Print all entries word for word.
%%
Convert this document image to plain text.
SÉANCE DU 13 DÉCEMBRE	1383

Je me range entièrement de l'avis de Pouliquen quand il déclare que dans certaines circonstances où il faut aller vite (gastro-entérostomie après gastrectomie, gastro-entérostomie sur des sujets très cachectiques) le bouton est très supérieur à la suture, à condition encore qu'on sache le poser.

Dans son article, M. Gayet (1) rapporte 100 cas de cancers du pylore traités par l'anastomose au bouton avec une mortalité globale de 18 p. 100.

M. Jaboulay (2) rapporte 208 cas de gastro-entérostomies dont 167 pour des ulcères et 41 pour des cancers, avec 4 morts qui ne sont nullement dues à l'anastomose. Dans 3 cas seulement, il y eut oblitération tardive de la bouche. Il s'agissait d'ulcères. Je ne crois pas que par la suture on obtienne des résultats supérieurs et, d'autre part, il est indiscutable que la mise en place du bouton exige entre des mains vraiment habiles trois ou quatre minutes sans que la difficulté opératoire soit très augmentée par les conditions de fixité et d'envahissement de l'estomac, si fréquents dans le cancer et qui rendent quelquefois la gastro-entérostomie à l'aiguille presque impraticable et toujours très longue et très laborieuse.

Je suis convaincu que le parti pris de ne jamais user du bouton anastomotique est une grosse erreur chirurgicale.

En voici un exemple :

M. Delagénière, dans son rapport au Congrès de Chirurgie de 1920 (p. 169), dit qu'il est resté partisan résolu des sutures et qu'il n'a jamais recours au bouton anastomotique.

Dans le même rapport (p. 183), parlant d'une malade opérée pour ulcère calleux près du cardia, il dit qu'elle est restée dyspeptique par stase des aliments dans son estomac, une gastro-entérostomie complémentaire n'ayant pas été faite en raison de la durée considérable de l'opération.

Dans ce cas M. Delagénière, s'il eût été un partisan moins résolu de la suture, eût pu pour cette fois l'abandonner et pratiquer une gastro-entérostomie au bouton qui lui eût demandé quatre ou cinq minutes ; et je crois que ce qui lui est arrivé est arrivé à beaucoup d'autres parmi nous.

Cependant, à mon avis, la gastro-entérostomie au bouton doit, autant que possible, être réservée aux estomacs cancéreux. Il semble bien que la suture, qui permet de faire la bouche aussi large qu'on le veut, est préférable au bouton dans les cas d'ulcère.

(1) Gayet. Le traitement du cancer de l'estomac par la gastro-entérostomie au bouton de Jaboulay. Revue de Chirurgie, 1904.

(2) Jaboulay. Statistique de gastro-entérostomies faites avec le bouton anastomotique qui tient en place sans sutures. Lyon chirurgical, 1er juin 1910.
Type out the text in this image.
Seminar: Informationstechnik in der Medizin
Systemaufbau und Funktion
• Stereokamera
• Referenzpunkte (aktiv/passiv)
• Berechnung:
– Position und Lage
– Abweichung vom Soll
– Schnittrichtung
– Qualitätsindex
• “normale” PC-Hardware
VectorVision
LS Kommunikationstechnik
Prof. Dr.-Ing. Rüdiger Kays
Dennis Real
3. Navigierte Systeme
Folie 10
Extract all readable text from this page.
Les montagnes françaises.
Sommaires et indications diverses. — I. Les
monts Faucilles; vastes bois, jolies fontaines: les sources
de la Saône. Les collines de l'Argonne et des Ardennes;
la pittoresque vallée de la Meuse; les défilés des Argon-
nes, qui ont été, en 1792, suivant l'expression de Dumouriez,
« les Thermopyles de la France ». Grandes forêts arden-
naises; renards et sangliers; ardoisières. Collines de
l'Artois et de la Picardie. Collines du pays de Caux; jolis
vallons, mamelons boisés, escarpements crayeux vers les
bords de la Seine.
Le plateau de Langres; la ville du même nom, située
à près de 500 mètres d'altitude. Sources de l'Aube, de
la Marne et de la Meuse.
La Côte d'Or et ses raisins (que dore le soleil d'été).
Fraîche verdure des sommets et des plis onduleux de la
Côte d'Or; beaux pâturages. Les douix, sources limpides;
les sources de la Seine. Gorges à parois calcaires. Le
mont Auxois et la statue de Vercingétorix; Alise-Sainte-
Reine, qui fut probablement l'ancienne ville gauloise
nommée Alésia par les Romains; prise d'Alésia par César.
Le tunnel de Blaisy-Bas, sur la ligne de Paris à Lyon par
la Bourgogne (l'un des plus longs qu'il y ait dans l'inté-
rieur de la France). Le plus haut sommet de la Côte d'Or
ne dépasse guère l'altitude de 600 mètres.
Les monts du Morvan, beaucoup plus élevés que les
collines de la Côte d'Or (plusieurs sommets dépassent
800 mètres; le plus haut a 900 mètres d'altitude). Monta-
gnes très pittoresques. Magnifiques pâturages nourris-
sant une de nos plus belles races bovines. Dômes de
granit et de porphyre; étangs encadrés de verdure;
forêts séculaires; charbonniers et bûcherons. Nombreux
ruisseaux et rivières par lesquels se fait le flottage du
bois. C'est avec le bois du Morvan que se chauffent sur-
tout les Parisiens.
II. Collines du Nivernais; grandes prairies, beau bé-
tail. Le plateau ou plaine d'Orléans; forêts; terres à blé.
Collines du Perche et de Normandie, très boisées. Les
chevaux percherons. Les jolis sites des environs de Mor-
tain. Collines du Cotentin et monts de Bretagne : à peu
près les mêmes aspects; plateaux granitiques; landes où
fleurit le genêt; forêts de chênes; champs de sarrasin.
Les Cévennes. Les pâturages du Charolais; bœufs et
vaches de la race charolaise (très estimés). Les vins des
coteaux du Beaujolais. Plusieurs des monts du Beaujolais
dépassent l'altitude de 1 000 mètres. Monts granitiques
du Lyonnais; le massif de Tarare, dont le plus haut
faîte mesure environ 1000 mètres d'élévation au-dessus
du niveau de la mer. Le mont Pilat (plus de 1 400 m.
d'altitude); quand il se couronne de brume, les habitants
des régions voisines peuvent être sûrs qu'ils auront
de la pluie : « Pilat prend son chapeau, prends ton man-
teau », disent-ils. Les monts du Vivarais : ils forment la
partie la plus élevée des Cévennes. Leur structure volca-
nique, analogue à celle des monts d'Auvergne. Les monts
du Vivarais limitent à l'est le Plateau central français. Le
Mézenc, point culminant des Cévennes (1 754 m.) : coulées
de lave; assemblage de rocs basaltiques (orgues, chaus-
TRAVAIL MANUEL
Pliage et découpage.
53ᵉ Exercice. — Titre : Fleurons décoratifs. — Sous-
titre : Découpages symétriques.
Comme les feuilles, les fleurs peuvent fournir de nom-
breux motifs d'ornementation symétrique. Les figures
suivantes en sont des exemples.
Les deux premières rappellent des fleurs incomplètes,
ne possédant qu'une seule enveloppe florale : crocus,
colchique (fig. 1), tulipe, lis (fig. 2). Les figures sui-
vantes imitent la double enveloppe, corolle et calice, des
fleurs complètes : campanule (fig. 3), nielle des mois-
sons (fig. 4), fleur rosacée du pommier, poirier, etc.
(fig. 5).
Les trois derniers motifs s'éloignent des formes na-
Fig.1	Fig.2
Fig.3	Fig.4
%%
• Final result
Convert this document image to plain text.
SÉANCE DU 13 DÉCEMBRE	1383

Je me range entièrement de l'avis de Pouliquen quand il déclare que dans certaines circonstances où il faut aller vite (gastro-entérostomie après gastrectomie, gastro-entérostomie sur des sujets très cachectiques) le bouton est très supérieur à la suture, à condition encore qu'on sache le poser.

Dans son article, M. Gayet (1) rapporte 100 cas de cancers du pylore traités par l'anastomose au bouton avec une mortalité globale de 18 p. 100.

M. Jaboulay (2) rapporte 208 cas de gastro-entérostomies dont 167 pour des ulcères et 41 pour des cancers, avec 4 morts qui ne sont nullement dues à l'anastomose. Dans 3 cas seulement, il y eut oblitération tardive de la bouche. Il s'agissait d'ulcères. Je ne crois pas que par la suture on obtienne des résultats supérieurs et, d'autre part, il est indiscutable que la mise en place du bouton exige entre des mains vraiment habiles trois ou quatre minutes sans que la difficulté opératoire soit très augmentée par les conditions de fixité et d'envahissement de l'estomac, si fréquents dans le cancer et qui rendent quelquefois la gastro-entérostomie à l'aiguille presque impraticable et toujours très longue et très laborieuse.

Je suis convaincu que le parti pris de ne jamais user du bouton anastomotique est une grosse erreur chirurgicale.

En voici un exemple :

M. Delagénière, dans son rapport au Congrès de Chirurgie de 1920 (p. 169), dit qu'il est resté partisan résolu des sutures et qu'il n'a jamais recours au bouton anastomotique.

Dans le même rapport (p. 183), parlant d'une malade opérée pour ulcère calleux près du cardia, il dit qu'elle est restée dyspeptique par stase des aliments dans son estomac, une gastro-entérostomie complémentaire n'ayant pas été faite en raison de la durée considérable de l'opération.

Dans ce cas M. Delagénière, s'il eût été un partisan moins résolu de la suture, eût pu pour cette fois l'abandonner et pratiquer une gastro-entérostomie au bouton qui lui eût demandé quatre ou cinq minutes ; et je crois que ce qui lui est arrivé est arrivé à beaucoup d'autres parmi nous.

Cependant, à mon avis, la gastro-entérostomie au bouton doit, autant que possible, être réservée aux estomacs cancéreux. Il semble bien que la suture, qui permet de faire la bouche aussi large qu'on le veut, est préférable au bouton dans les cas d'ulcère.

(1) Gayet. Le traitement du cancer de l'estomac par la gastro-entérostomie au bouton de Jaboulay. Revue de Chirurgie, 1904.

(2) Jaboulay. Statistique de gastro-entérostomies faites avec le bouton anastomotique qui tient en place sans sutures. Lyon chirurgical, 1er juin 1910.
Type out the text in this image.
Seminar: Informationstechnik in der Medizin
Systemaufbau und Funktion
• Stereokamera
• Referenzpunkte (aktiv/passiv)
• Berechnung:
– Position und Lage
– Abweichung vom Soll
– Schnittrichtung
– Qualitätsindex
• “normale” PC-Hardware
VectorVision
LS Kommunikationstechnik
Prof. Dr.-Ing. Rüdiger Kays
Dennis Real
3. Navigierte Systeme
Folie 10
Extract all readable text from this page.
Les montagnes françaises.
Sommaires et indications diverses. — I. Les
monts Faucilles; vastes bois, jolies fontaines: les sources
de la Saône. Les collines de l'Argonne et des Ardennes;
la pittoresque vallée de la Meuse; les défilés des Argon-
nes, qui ont été, en 1792, suivant l'expression de Dumouriez,
« les Thermopyles de la France ». Grandes forêts arden-
naises; renards et sangliers; ardoisières. Collines de
l'Artois et de la Picardie. Collines du pays de Caux; jolis
vallons, mamelons boisés, escarpements crayeux vers les
bords de la Seine.
Le plateau de Langres; la ville du même nom, située
à près de 500 mètres d'altitude. Sources de l'Aube, de
la Marne et de la Meuse.
La Côte d'Or et ses raisins (que dore le soleil d'été).
Fraîche verdure des sommets et des plis onduleux de la
Côte d'Or; beaux pâturages. Les douix, sources limpides;
les sources de la Seine. Gorges à parois calcaires. Le
mont Auxois et la statue de Vercingétorix; Alise-Sainte-
Reine, qui fut probablement l'ancienne ville gauloise
nommée Alésia par les Romains; prise d'Alésia par César.
Le tunnel de Blaisy-Bas, sur la ligne de Paris à Lyon par
la Bourgogne (l'un des plus longs qu'il y ait dans l'inté-
rieur de la France). Le plus haut sommet de la Côte d'Or
ne dépasse guère l'altitude de 600 mètres.
Les monts du Morvan, beaucoup plus élevés que les
collines de la Côte d'Or (plusieurs sommets dépassent
800 mètres; le plus haut a 900 mètres d'altitude). Monta-
gnes très pittoresques. Magnifiques pâturages nourris-
sant une de nos plus belles races bovines. Dômes de
granit et de porphyre; étangs encadrés de verdure;
forêts séculaires; charbonniers et bûcherons. Nombreux
ruisseaux et rivières par lesquels se fait le flottage du
bois. C'est avec le bois du Morvan que se chauffent sur-
tout les Parisiens.
II. Collines du Nivernais; grandes prairies, beau bé-
tail. Le plateau ou plaine d'Orléans; forêts; terres à blé.
Collines du Perche et de Normandie, très boisées. Les
chevaux percherons. Les jolis sites des environs de Mor-
tain. Collines du Cotentin et monts de Bretagne : à peu
près les mêmes aspects; plateaux granitiques; landes où
fleurit le genêt; forêts de chênes; champs de sarrasin.
Les Cévennes. Les pâturages du Charolais; bœufs et
vaches de la race charolaise (très estimés). Les vins des
coteaux du Beaujolais. Plusieurs des monts du Beaujolais
dépassent l'altitude de 1 000 mètres. Monts granitiques
du Lyonnais; le massif de Tarare, dont le plus haut
faîte mesure environ 1000 mètres d'élévation au-dessus
du niveau de la mer. Le mont Pilat (plus de 1 400 m.
d'altitude); quand il se couronne de brume, les habitants
des régions voisines peuvent être sûrs qu'ils auront
de la pluie : « Pilat prend son chapeau, prends ton man-
teau », disent-ils. Les monts du Vivarais : ils forment la
partie la plus élevée des Cévennes. Leur structure volca-
nique, analogue à celle des monts d'Auvergne. Les monts
du Vivarais limitent à l'est le Plateau central français. Le
Mézenc, point culminant des Cévennes (1 754 m.) : coulées
de lave; assemblage de rocs basaltiques (orgues, chaus-
TRAVAIL MANUEL
Pliage et découpage.
53ᵉ Exercice. — Titre : Fleurons décoratifs. — Sous-
titre : Découpages symétriques.
Comme les feuilles, les fleurs peuvent fournir de nom-
breux motifs d'ornementation symétrique. Les figures
suivantes en sont des exemples.
Les deux premières rappellent des fleurs incomplètes,
ne possédant qu'une seule enveloppe florale : crocus,
colchique (fig. 1), tulipe, lis (fig. 2). Les figures sui-
vantes imitent la double enveloppe, corolle et calice, des
fleurs complètes : campanule (fig. 3), nielle des mois-
sons (fig. 4), fleur rosacée du pommier, poirier, etc.
(fig. 5).
Les trois derniers motifs s'éloignent des formes na-
Fig.1	Fig.2
Fig.3	Fig.4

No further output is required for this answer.